→ Provided records:
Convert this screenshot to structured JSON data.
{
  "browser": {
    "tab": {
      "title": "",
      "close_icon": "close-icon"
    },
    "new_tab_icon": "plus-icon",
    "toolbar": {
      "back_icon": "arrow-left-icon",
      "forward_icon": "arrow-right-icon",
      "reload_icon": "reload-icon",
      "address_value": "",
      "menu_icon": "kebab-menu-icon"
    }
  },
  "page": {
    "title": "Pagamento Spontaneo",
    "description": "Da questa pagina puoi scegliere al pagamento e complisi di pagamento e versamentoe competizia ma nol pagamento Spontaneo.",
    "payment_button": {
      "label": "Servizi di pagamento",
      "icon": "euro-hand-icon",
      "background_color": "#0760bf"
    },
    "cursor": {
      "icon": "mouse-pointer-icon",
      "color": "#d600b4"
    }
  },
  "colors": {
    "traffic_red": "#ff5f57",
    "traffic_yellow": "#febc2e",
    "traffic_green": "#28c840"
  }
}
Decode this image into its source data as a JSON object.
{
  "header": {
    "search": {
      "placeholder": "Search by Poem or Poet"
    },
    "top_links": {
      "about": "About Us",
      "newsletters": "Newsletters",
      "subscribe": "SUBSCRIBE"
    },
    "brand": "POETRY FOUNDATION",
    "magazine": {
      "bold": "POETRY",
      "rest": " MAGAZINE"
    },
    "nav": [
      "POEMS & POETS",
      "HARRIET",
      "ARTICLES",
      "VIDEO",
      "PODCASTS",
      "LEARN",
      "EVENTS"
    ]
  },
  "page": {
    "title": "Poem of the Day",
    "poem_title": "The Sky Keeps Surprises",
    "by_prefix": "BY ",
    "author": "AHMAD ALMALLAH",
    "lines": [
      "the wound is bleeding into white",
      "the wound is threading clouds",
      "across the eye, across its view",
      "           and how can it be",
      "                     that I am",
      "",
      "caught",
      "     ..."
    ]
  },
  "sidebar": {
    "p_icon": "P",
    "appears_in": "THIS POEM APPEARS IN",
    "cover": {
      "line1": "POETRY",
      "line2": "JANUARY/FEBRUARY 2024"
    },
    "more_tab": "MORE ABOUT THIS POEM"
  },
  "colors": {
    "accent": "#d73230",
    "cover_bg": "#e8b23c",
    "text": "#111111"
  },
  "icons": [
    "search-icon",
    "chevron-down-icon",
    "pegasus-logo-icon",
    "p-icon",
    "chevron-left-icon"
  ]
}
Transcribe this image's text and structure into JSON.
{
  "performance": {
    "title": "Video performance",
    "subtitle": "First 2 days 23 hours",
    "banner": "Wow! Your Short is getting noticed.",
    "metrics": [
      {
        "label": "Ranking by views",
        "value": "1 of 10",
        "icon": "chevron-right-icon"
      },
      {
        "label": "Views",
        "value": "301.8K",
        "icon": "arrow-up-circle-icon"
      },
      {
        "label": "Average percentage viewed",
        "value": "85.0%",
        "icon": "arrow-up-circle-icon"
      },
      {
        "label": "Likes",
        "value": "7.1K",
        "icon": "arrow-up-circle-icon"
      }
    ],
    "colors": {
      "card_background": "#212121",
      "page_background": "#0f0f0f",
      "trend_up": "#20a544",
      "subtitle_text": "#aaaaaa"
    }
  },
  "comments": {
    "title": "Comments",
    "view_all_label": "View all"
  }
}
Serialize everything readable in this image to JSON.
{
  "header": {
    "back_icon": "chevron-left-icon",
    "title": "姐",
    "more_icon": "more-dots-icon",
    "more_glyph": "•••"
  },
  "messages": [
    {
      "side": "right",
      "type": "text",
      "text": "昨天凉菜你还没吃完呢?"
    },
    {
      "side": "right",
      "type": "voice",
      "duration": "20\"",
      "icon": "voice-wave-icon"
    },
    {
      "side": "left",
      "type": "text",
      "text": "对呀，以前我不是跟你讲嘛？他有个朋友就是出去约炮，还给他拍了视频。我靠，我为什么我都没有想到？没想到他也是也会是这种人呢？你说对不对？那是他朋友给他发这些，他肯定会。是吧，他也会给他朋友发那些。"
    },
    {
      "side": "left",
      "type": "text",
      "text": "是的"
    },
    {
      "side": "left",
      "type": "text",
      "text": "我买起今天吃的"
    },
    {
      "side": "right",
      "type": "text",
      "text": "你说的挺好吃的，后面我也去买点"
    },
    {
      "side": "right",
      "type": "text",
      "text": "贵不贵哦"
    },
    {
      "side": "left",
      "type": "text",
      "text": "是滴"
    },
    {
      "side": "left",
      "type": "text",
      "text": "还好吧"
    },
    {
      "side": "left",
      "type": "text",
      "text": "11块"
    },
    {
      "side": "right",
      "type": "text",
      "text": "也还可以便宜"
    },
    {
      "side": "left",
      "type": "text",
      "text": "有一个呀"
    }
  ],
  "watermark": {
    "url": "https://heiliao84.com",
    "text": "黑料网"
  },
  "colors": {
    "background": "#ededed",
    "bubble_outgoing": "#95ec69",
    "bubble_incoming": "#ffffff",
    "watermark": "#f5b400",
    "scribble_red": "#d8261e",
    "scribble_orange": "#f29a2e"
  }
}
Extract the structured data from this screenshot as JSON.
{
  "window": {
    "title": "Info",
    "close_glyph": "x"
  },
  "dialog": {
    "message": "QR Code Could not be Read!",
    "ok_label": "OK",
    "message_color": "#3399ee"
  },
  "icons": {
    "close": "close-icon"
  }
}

→ Goal of the exercise: Pick out each line containing the string "wound" and copy it.

→ Solution:
      "the wound is bleeding into white",
      "the wound is threading clouds",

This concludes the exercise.